Objective | Below are records to transcribe exactly, without their pictures.
──────
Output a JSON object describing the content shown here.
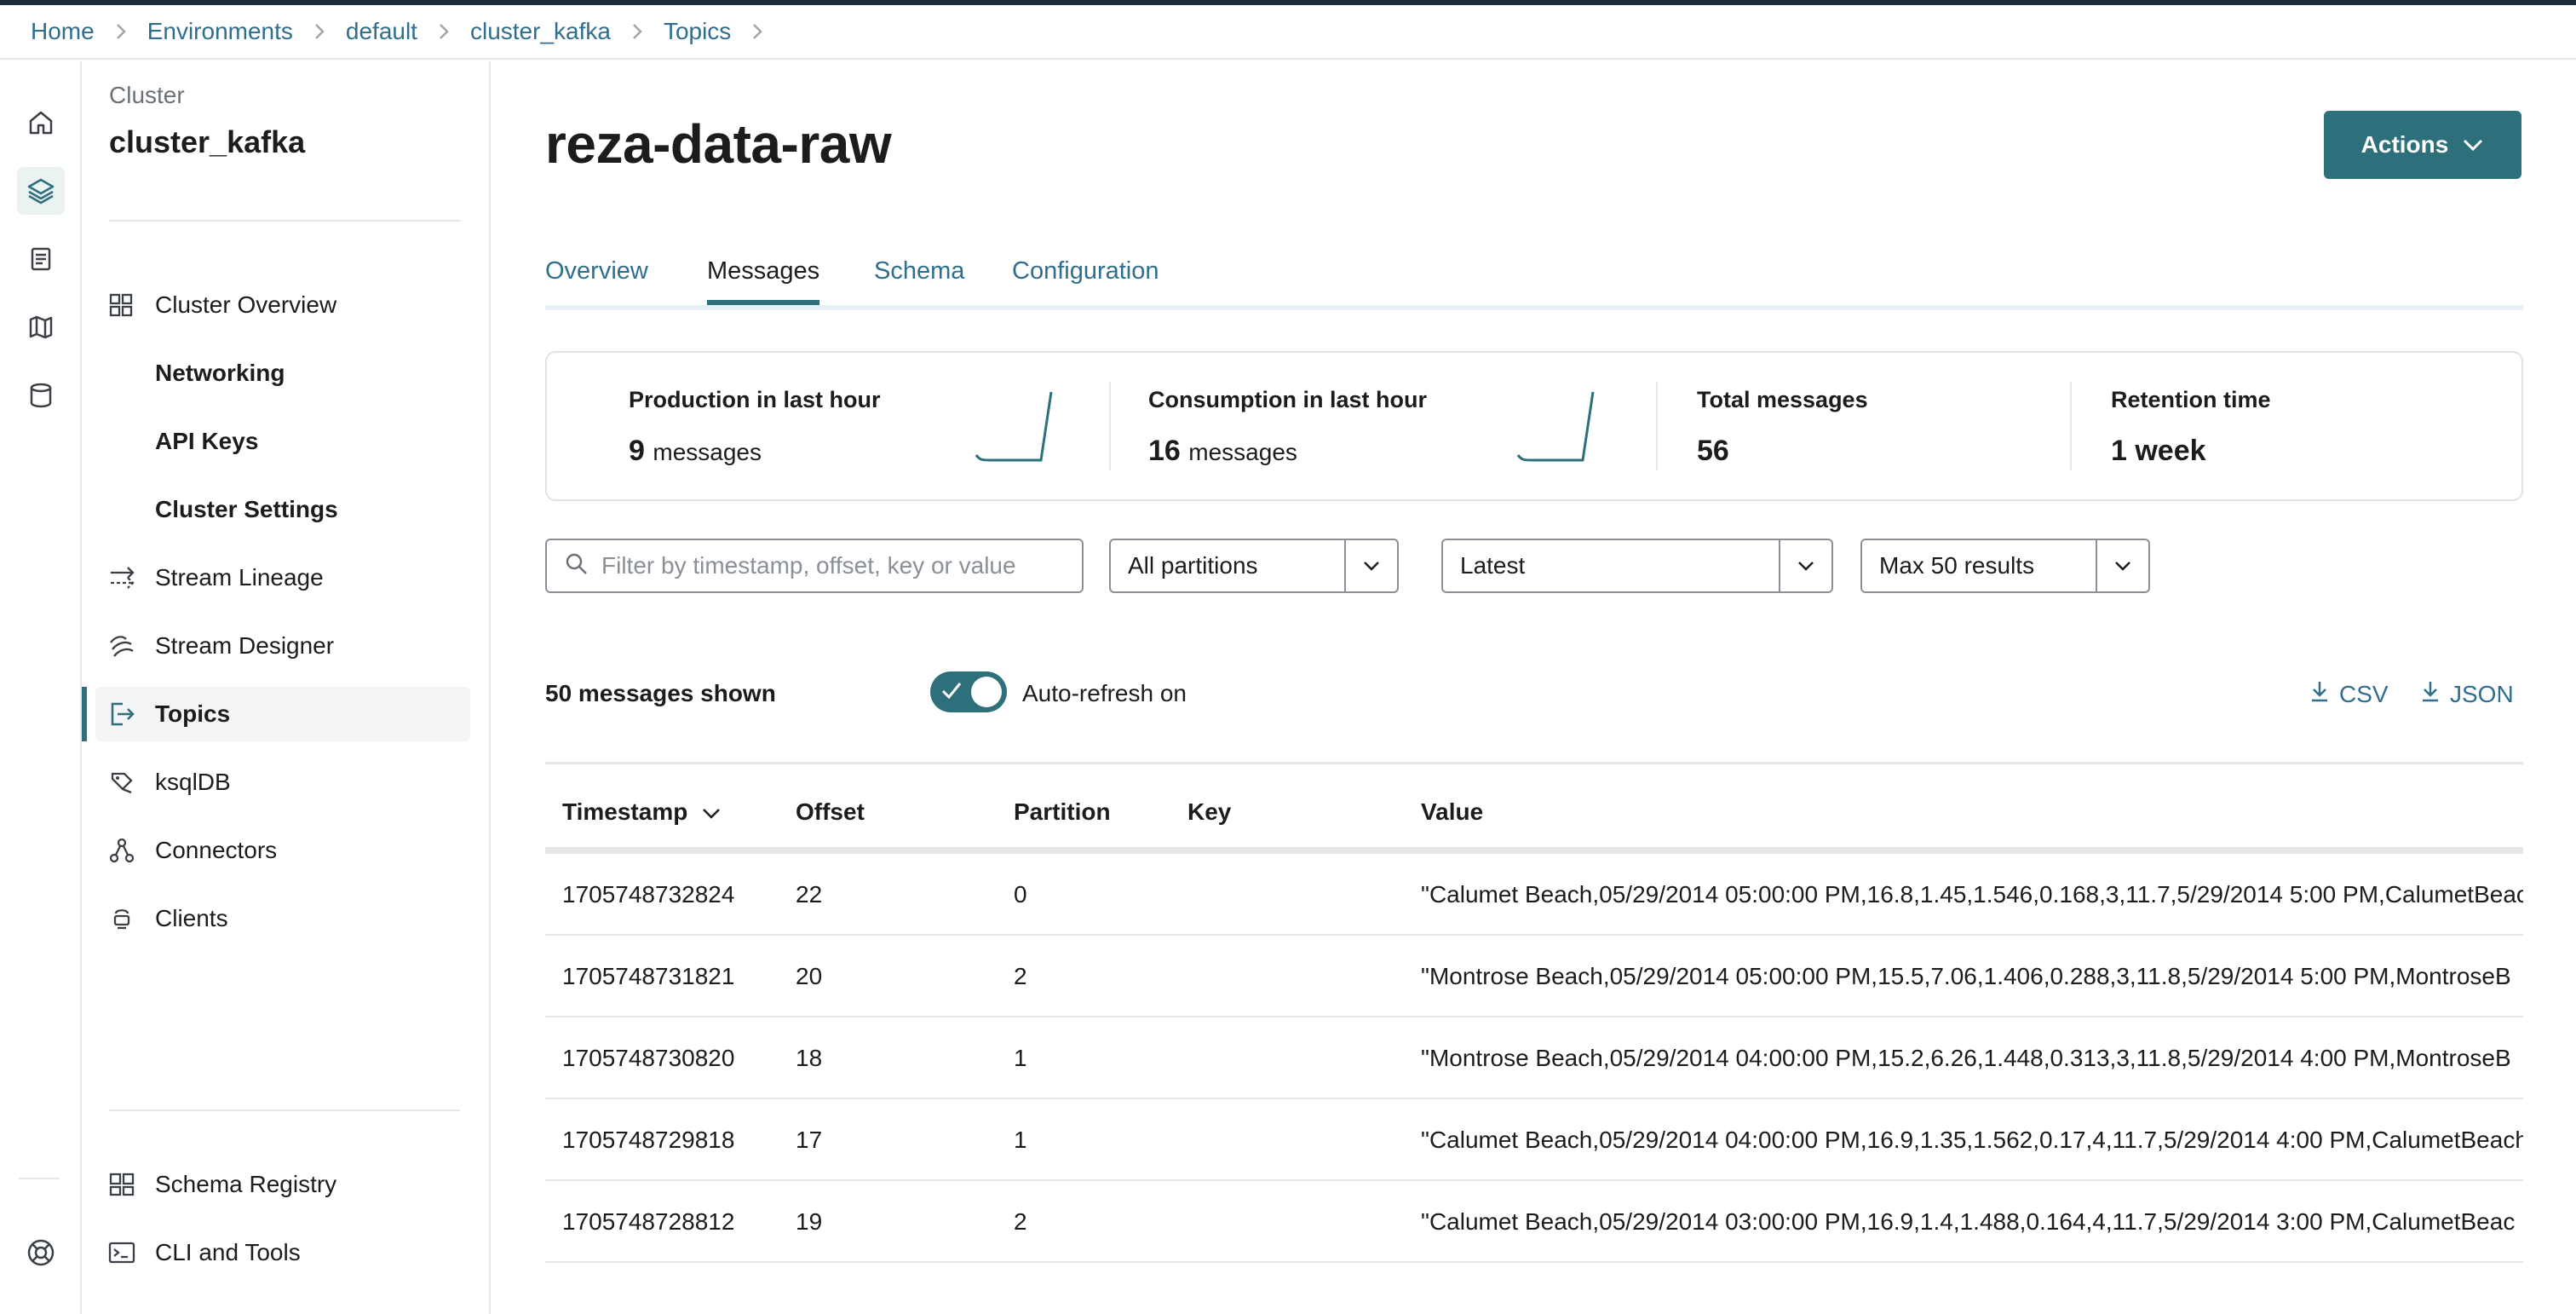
{
  "breadcrumb": {
    "items": [
      "Home",
      "Environments",
      "default",
      "cluster_kafka",
      "Topics"
    ]
  },
  "rail": {
    "icons": [
      "home-icon",
      "layers-icon",
      "document-icon",
      "map-icon",
      "database-icon",
      "help-icon"
    ],
    "active": "layers-icon"
  },
  "sidebar": {
    "cluster_label": "Cluster",
    "cluster_name": "cluster_kafka",
    "items": [
      {
        "label": "Cluster Overview",
        "icon": "grid-icon"
      },
      {
        "label": "Networking"
      },
      {
        "label": "API Keys"
      },
      {
        "label": "Cluster Settings"
      },
      {
        "label": "Stream Lineage",
        "icon": "lineage-icon"
      },
      {
        "label": "Stream Designer",
        "icon": "designer-icon"
      },
      {
        "label": "Topics",
        "icon": "topic-icon",
        "active": true
      },
      {
        "label": "ksqlDB",
        "icon": "ksqldb-icon"
      },
      {
        "label": "Connectors",
        "icon": "connectors-icon"
      },
      {
        "label": "Clients",
        "icon": "clients-icon"
      }
    ],
    "bottom_items": [
      {
        "label": "Schema Registry",
        "icon": "schema-icon"
      },
      {
        "label": "CLI and Tools",
        "icon": "terminal-icon"
      }
    ]
  },
  "page": {
    "title": "reza-data-raw",
    "actions_label": "Actions"
  },
  "tabs": [
    {
      "label": "Overview"
    },
    {
      "label": "Messages",
      "active": true
    },
    {
      "label": "Schema"
    },
    {
      "label": "Configuration"
    }
  ],
  "stats": {
    "production": {
      "label": "Production in last hour",
      "value": "9",
      "unit": "messages"
    },
    "consumption": {
      "label": "Consumption in last hour",
      "value": "16",
      "unit": "messages"
    },
    "total": {
      "label": "Total messages",
      "value": "56"
    },
    "retention": {
      "label": "Retention time",
      "value": "1 week"
    }
  },
  "filters": {
    "search_placeholder": "Filter by timestamp, offset, key or value",
    "partition": "All partitions",
    "offset": "Latest",
    "limit": "Max 50 results"
  },
  "messages": {
    "count_label": "50 messages shown",
    "auto_refresh_label": "Auto-refresh on",
    "auto_refresh": true,
    "csv_label": "CSV",
    "json_label": "JSON",
    "columns": [
      "Timestamp",
      "Offset",
      "Partition",
      "Key",
      "Value"
    ],
    "rows": [
      {
        "timestamp": "1705748732824",
        "offset": "22",
        "partition": "0",
        "key": "",
        "value": "\"Calumet Beach,05/29/2014 05:00:00 PM,16.8,1.45,1.546,0.168,3,11.7,5/29/2014 5:00 PM,CalumetBeac"
      },
      {
        "timestamp": "1705748731821",
        "offset": "20",
        "partition": "2",
        "key": "",
        "value": "\"Montrose Beach,05/29/2014 05:00:00 PM,15.5,7.06,1.406,0.288,3,11.8,5/29/2014 5:00 PM,MontroseB"
      },
      {
        "timestamp": "1705748730820",
        "offset": "18",
        "partition": "1",
        "key": "",
        "value": "\"Montrose Beach,05/29/2014 04:00:00 PM,15.2,6.26,1.448,0.313,3,11.8,5/29/2014 4:00 PM,MontroseB"
      },
      {
        "timestamp": "1705748729818",
        "offset": "17",
        "partition": "1",
        "key": "",
        "value": "\"Calumet Beach,05/29/2014 04:00:00 PM,16.9,1.35,1.562,0.17,4,11.7,5/29/2014 4:00 PM,CalumetBeach"
      },
      {
        "timestamp": "1705748728812",
        "offset": "19",
        "partition": "2",
        "key": "",
        "value": "\"Calumet Beach,05/29/2014 03:00:00 PM,16.9,1.4,1.488,0.164,4,11.7,5/29/2014 3:00 PM,CalumetBeac"
      }
    ]
  },
  "colors": {
    "accent": "#2d6f7a",
    "link": "#2f6e8e",
    "border": "#e6e6e6"
  }
}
──────
Exercise output |
Output a JSON object describing the content shown here.
{
  "breadcrumb": {
    "items": [
      "Home",
      "Environments",
      "default",
      "cluster_kafka",
      "Topics"
    ]
  },
  "rail": {
    "icons": [
      "home-icon",
      "layers-icon",
      "document-icon",
      "map-icon",
      "database-icon",
      "help-icon"
    ],
    "active": "layers-icon"
  },
  "sidebar": {
    "cluster_label": "Cluster",
    "cluster_name": "cluster_kafka",
    "items": [
      {
        "label": "Cluster Overview",
        "icon": "grid-icon"
      },
      {
        "label": "Networking"
      },
      {
        "label": "API Keys"
      },
      {
        "label": "Cluster Settings"
      },
      {
        "label": "Stream Lineage",
        "icon": "lineage-icon"
      },
      {
        "label": "Stream Designer",
        "icon": "designer-icon"
      },
      {
        "label": "Topics",
        "icon": "topic-icon",
        "active": true
      },
      {
        "label": "ksqlDB",
        "icon": "ksqldb-icon"
      },
      {
        "label": "Connectors",
        "icon": "connectors-icon"
      },
      {
        "label": "Clients",
        "icon": "clients-icon"
      }
    ],
    "bottom_items": [
      {
        "label": "Schema Registry",
        "icon": "schema-icon"
      },
      {
        "label": "CLI and Tools",
        "icon": "terminal-icon"
      }
    ]
  },
  "page": {
    "title": "reza-data-raw",
    "actions_label": "Actions"
  },
  "tabs": [
    {
      "label": "Overview"
    },
    {
      "label": "Messages",
      "active": true
    },
    {
      "label": "Schema"
    },
    {
      "label": "Configuration"
    }
  ],
  "stats": {
    "production": {
      "label": "Production in last hour",
      "value": "9",
      "unit": "messages"
    },
    "consumption": {
      "label": "Consumption in last hour",
      "value": "16",
      "unit": "messages"
    },
    "total": {
      "label": "Total messages",
      "value": "56"
    },
    "retention": {
      "label": "Retention time",
      "value": "1 week"
    }
  },
  "filters": {
    "search_placeholder": "Filter by timestamp, offset, key or value",
    "partition": "All partitions",
    "offset": "Latest",
    "limit": "Max 50 results"
  },
  "messages": {
    "count_label": "50 messages shown",
    "auto_refresh_label": "Auto-refresh on",
    "auto_refresh": true,
    "csv_label": "CSV",
    "json_label": "JSON",
    "columns": [
      "Timestamp",
      "Offset",
      "Partition",
      "Key",
      "Value"
    ],
    "rows": [
      {
        "timestamp": "1705748732824",
        "offset": "22",
        "partition": "0",
        "key": "",
        "value": "\"Calumet Beach,05/29/2014 05:00:00 PM,16.8,1.45,1.546,0.168,3,11.7,5/29/2014 5:00 PM,CalumetBeac"
      },
      {
        "timestamp": "1705748731821",
        "offset": "20",
        "partition": "2",
        "key": "",
        "value": "\"Montrose Beach,05/29/2014 05:00:00 PM,15.5,7.06,1.406,0.288,3,11.8,5/29/2014 5:00 PM,MontroseB"
      },
      {
        "timestamp": "1705748730820",
        "offset": "18",
        "partition": "1",
        "key": "",
        "value": "\"Montrose Beach,05/29/2014 04:00:00 PM,15.2,6.26,1.448,0.313,3,11.8,5/29/2014 4:00 PM,MontroseB"
      },
      {
        "timestamp": "1705748729818",
        "offset": "17",
        "partition": "1",
        "key": "",
        "value": "\"Calumet Beach,05/29/2014 04:00:00 PM,16.9,1.35,1.562,0.17,4,11.7,5/29/2014 4:00 PM,CalumetBeach"
      },
      {
        "timestamp": "1705748728812",
        "offset": "19",
        "partition": "2",
        "key": "",
        "value": "\"Calumet Beach,05/29/2014 03:00:00 PM,16.9,1.4,1.488,0.164,4,11.7,5/29/2014 3:00 PM,CalumetBeac"
      }
    ]
  },
  "colors": {
    "accent": "#2d6f7a",
    "link": "#2f6e8e",
    "border": "#e6e6e6"
  }
}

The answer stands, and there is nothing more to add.